* **WHAT IS BEING ASKED**
Please copy out the lines of the data below verbatim, from the line with "height-label: Height:: [81, 123, 111, 132]" up to and including the line with "name-input[interactable]: Untitled-5: [115, 36, 297, 51]".

* **DATA FOR THE TASK**
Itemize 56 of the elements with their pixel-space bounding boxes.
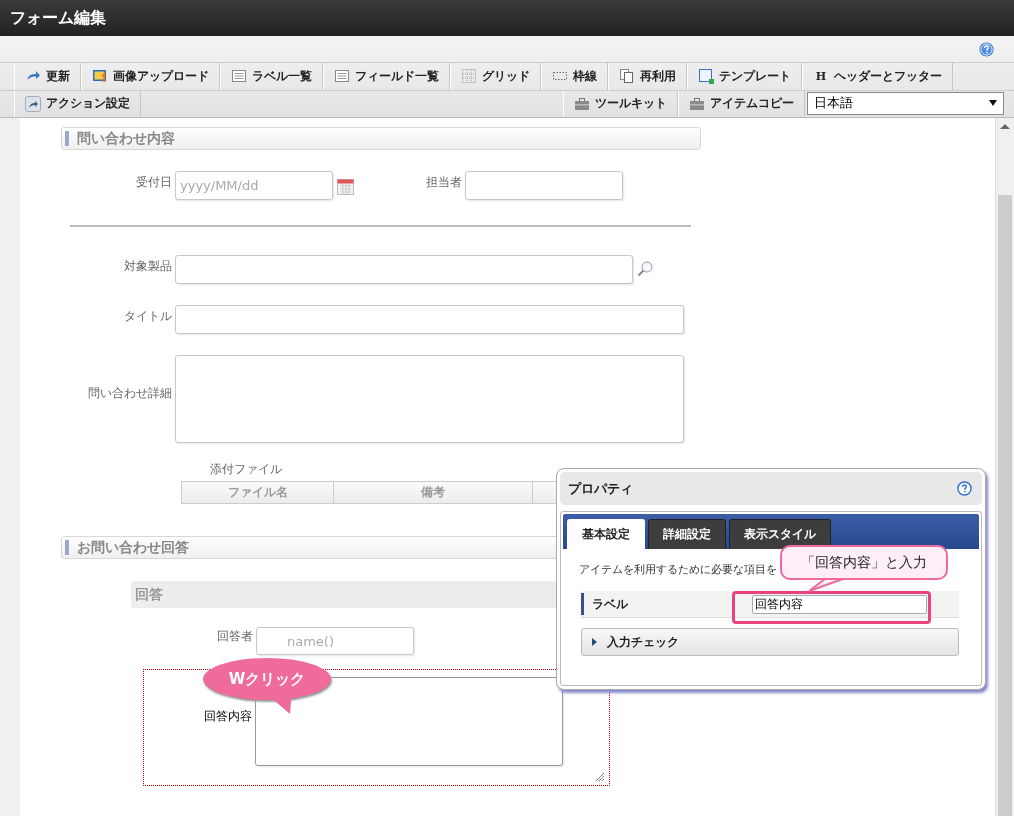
toolbar-button[interactable]: フィールド一覧 <box>323 63 450 90</box>
accordion-header[interactable]: 入力チェック <box>581 628 959 656</box>
column-header: 備考 <box>334 482 533 503</box>
label-field[interactable]: 回答内容 <box>752 594 927 614</box>
field-label: 問い合わせ詳細 <box>88 385 172 402</box>
toolbar-button[interactable]: アイテムコピー <box>678 90 805 117</box>
toolbar-button[interactable]: H ヘッダーとフッター <box>802 63 953 90</box>
field-label: 添付ファイル <box>210 461 282 478</box>
briefcase-icon <box>689 95 705 112</box>
template-icon <box>698 68 714 85</box>
toolbar-button[interactable]: グリッド <box>450 63 541 90</box>
field-label: 担当者 <box>426 174 462 191</box>
scrollbar[interactable] <box>995 118 1014 816</box>
property-label: ラベル <box>581 593 742 615</box>
grid-icon <box>461 68 477 85</box>
title-field[interactable] <box>175 305 684 334</box>
dropdown-arrow-icon <box>989 100 997 107</box>
answerer-field[interactable]: name() <box>256 627 414 655</box>
help-icon[interactable] <box>979 41 994 57</box>
toolbar-button[interactable]: 枠線 <box>541 63 608 90</box>
section-header: 問い合わせ内容 <box>61 127 701 150</box>
product-field[interactable] <box>175 255 633 284</box>
description-text: アイテムを利用するために必要な項目を <box>579 562 777 577</box>
dialog-title: プロパティ <box>568 479 633 498</box>
language-select[interactable]: 日本語 <box>807 91 1004 115</box>
tab[interactable]: 表示スタイル <box>729 519 831 549</box>
calendar-icon[interactable] <box>337 177 354 195</box>
field-label: 対象製品 <box>124 258 172 275</box>
field-label: 回答者 <box>217 628 253 645</box>
assignee-field[interactable] <box>465 171 623 200</box>
search-icon[interactable] <box>637 260 654 277</box>
field-label: 受付日 <box>136 174 172 191</box>
share-icon <box>25 95 41 112</box>
date-field[interactable]: yyyy/MM/dd <box>175 171 333 200</box>
tab[interactable]: 詳細設定 <box>648 519 726 549</box>
toolbar-button[interactable]: テンプレート <box>687 63 802 90</box>
toolbar-button[interactable]: 再利用 <box>608 63 687 90</box>
column-header: ファイル名 <box>182 482 334 503</box>
toolbar-button[interactable]: 画像アップロード <box>81 63 220 90</box>
toolbar-button[interactable]: ツールキット <box>563 90 678 117</box>
image-upload-icon <box>92 68 108 85</box>
list-icon <box>334 68 350 85</box>
header-glyph: H <box>814 70 828 83</box>
toolbar-button[interactable]: ラベル一覧 <box>220 63 323 90</box>
pages-icon <box>619 68 635 85</box>
toolbar-button[interactable]: 更新 <box>14 63 81 90</box>
toolbar-button[interactable]: アクション設定 <box>14 90 141 117</box>
window-title: フォーム編集 <box>0 0 1014 36</box>
field-label: 回答内容 <box>204 708 252 725</box>
help-icon[interactable] <box>957 481 972 496</box>
detail-field[interactable] <box>175 355 684 443</box>
resize-grip-icon[interactable] <box>596 773 604 781</box>
list-icon <box>231 68 247 85</box>
tab[interactable]: 基本設定 <box>567 519 645 549</box>
field-label: タイトル <box>124 308 172 325</box>
briefcase-icon <box>574 95 590 112</box>
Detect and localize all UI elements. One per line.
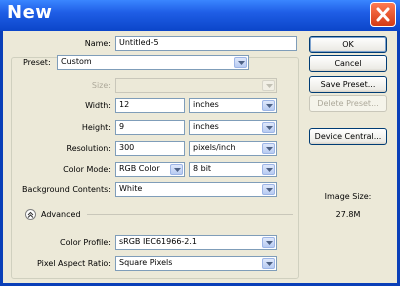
height-label: Height:: [81, 123, 111, 132]
resolution-label: Resolution:: [66, 144, 112, 153]
ok-button[interactable]: OK: [309, 36, 387, 53]
chevron-down-icon: [262, 122, 275, 133]
device-central-button[interactable]: Device Central...: [309, 128, 387, 145]
height-unit-value: inches: [193, 122, 219, 131]
color-mode-dropdown[interactable]: RGB Color: [115, 162, 185, 177]
preset-dropdown[interactable]: Custom: [57, 55, 249, 70]
window-title: New: [7, 2, 53, 23]
size-dropdown: [115, 78, 277, 93]
preset-label: Preset:: [21, 58, 55, 67]
color-profile-value: sRGB IEC61966-2.1: [119, 237, 198, 246]
preset-value: Custom: [61, 57, 92, 66]
chevron-down-icon: [262, 237, 275, 248]
chevron-down-icon: [262, 80, 275, 91]
chevron-down-icon: [262, 164, 275, 175]
advanced-label: Advanced: [41, 210, 81, 219]
color-mode-value: RGB Color: [119, 164, 160, 173]
chevron-down-icon: [262, 143, 275, 154]
name-input[interactable]: Untitled-5: [115, 36, 297, 51]
image-size-label: Image Size:: [324, 192, 372, 201]
color-mode-label: Color Mode:: [63, 165, 111, 174]
chevron-down-icon: [262, 258, 275, 269]
background-contents-dropdown[interactable]: White: [115, 182, 277, 197]
pixel-aspect-ratio-dropdown[interactable]: Square Pixels: [115, 256, 277, 271]
width-unit-dropdown[interactable]: inches: [189, 98, 277, 113]
width-unit-value: inches: [193, 100, 219, 109]
color-profile-dropdown[interactable]: sRGB IEC61966-2.1: [115, 235, 277, 250]
cancel-button[interactable]: Cancel: [309, 55, 387, 72]
pixel-aspect-ratio-label: Pixel Aspect Ratio:: [37, 259, 111, 268]
background-contents-label: Background Contents:: [22, 185, 111, 194]
chevron-up-icon: [27, 211, 34, 218]
pixel-aspect-ratio-value: Square Pixels: [119, 258, 173, 267]
name-label: Name:: [84, 39, 111, 48]
chevron-down-icon: [262, 100, 275, 111]
chevron-down-icon: [262, 184, 275, 195]
size-label: Size:: [91, 81, 111, 90]
color-profile-label: Color Profile:: [60, 238, 111, 247]
resolution-unit-dropdown[interactable]: pixels/inch: [189, 141, 277, 156]
bit-depth-value: 8 bit: [193, 164, 212, 173]
resolution-input[interactable]: 300: [115, 141, 185, 156]
chevron-down-icon: [170, 164, 183, 175]
chevron-down-icon: [234, 57, 247, 68]
height-input[interactable]: 9: [115, 120, 185, 135]
advanced-divider: [87, 214, 293, 215]
advanced-toggle-button[interactable]: [25, 209, 36, 220]
title-bar[interactable]: New: [0, 0, 400, 31]
close-icon: [376, 7, 390, 22]
save-preset-button[interactable]: Save Preset...: [309, 76, 387, 93]
background-contents-value: White: [119, 184, 143, 193]
height-unit-dropdown[interactable]: inches: [189, 120, 277, 135]
dialog-body: Name: Untitled-5 Preset: Custom Size: Wi…: [3, 31, 397, 283]
close-button[interactable]: [370, 2, 396, 27]
resolution-unit-value: pixels/inch: [193, 143, 236, 152]
bit-depth-dropdown[interactable]: 8 bit: [189, 162, 277, 177]
image-size-value: 27.8M: [335, 210, 361, 219]
width-input[interactable]: 12: [115, 98, 185, 113]
delete-preset-button: Delete Preset...: [309, 95, 387, 112]
dialog-window: New Name: Untitled-5 Preset: Custom Size…: [0, 0, 400, 286]
width-label: Width:: [85, 101, 111, 110]
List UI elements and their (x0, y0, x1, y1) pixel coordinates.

* **WORKED ANSWER**
height-label: Height:: [81, 123, 111, 132]
resolution-label: Resolution:: [66, 144, 112, 153]
ok-button[interactable]: OK: [309, 36, 387, 53]
chevron-down-icon: [262, 122, 275, 133]
device-central-button[interactable]: Device Central...: [309, 128, 387, 145]
height-unit-value: inches: [193, 122, 219, 131]
color-mode-dropdown[interactable]: RGB Color: [115, 162, 185, 177]
preset-dropdown[interactable]: Custom: [57, 55, 249, 70]
window-title: New: [7, 2, 53, 23]
size-dropdown: [115, 78, 277, 93]
preset-label: Preset:: [21, 58, 55, 67]
color-profile-value: sRGB IEC61966-2.1: [119, 237, 198, 246]
preset-value: Custom: [61, 57, 92, 66]
chevron-down-icon: [262, 237, 275, 248]
chevron-down-icon: [262, 80, 275, 91]
chevron-down-icon: [262, 164, 275, 175]
advanced-label: Advanced: [41, 210, 81, 219]
color-mode-value: RGB Color: [119, 164, 160, 173]
chevron-down-icon: [262, 143, 275, 154]
name-input[interactable]: Untitled-5: [115, 36, 297, 51]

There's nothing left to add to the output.